=== MATERIAL SUPPLIED ===

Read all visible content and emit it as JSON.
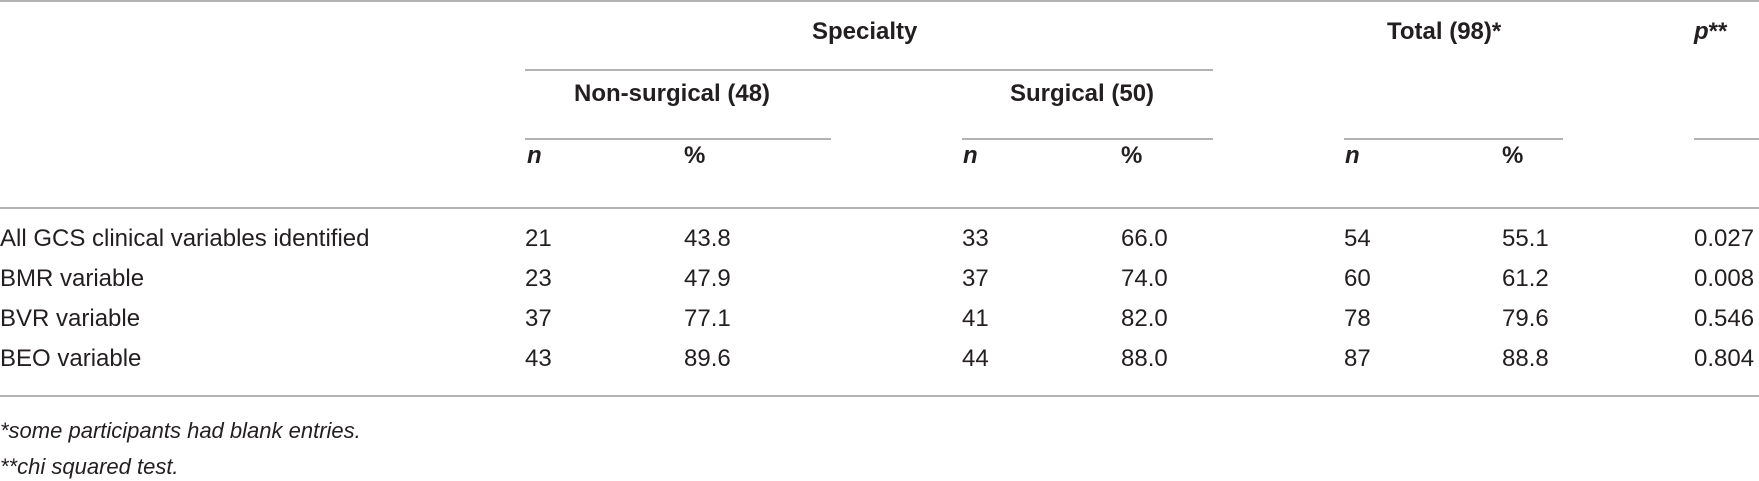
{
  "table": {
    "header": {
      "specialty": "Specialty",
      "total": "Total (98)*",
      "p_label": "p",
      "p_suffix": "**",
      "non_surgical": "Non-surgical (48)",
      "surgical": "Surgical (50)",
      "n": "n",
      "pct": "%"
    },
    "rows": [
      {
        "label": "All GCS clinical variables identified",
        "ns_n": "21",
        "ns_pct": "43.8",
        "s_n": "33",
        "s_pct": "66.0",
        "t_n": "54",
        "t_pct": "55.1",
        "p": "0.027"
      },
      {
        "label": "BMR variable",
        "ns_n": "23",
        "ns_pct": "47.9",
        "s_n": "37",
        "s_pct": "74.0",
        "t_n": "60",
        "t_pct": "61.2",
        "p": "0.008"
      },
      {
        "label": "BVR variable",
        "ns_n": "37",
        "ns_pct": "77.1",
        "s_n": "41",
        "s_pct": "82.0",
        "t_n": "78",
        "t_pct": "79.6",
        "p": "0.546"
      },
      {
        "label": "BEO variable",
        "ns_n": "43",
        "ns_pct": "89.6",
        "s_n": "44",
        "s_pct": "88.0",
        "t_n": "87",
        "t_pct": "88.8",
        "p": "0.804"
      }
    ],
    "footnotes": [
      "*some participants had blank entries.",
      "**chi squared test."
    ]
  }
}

===

» DIRECTIONS: Return the records exactly. Don't carry the pictures over.

» EXERCISE OUTPUT:
Read all visible content and emit it as JSON.
{
  "table": {
    "header": {
      "specialty": "Specialty",
      "total": "Total (98)*",
      "p_label": "p",
      "p_suffix": "**",
      "non_surgical": "Non-surgical (48)",
      "surgical": "Surgical (50)",
      "n": "n",
      "pct": "%"
    },
    "rows": [
      {
        "label": "All GCS clinical variables identified",
        "ns_n": "21",
        "ns_pct": "43.8",
        "s_n": "33",
        "s_pct": "66.0",
        "t_n": "54",
        "t_pct": "55.1",
        "p": "0.027"
      },
      {
        "label": "BMR variable",
        "ns_n": "23",
        "ns_pct": "47.9",
        "s_n": "37",
        "s_pct": "74.0",
        "t_n": "60",
        "t_pct": "61.2",
        "p": "0.008"
      },
      {
        "label": "BVR variable",
        "ns_n": "37",
        "ns_pct": "77.1",
        "s_n": "41",
        "s_pct": "82.0",
        "t_n": "78",
        "t_pct": "79.6",
        "p": "0.546"
      },
      {
        "label": "BEO variable",
        "ns_n": "43",
        "ns_pct": "89.6",
        "s_n": "44",
        "s_pct": "88.0",
        "t_n": "87",
        "t_pct": "88.8",
        "p": "0.804"
      }
    ],
    "footnotes": [
      "*some participants had blank entries.",
      "**chi squared test."
    ]
  }
}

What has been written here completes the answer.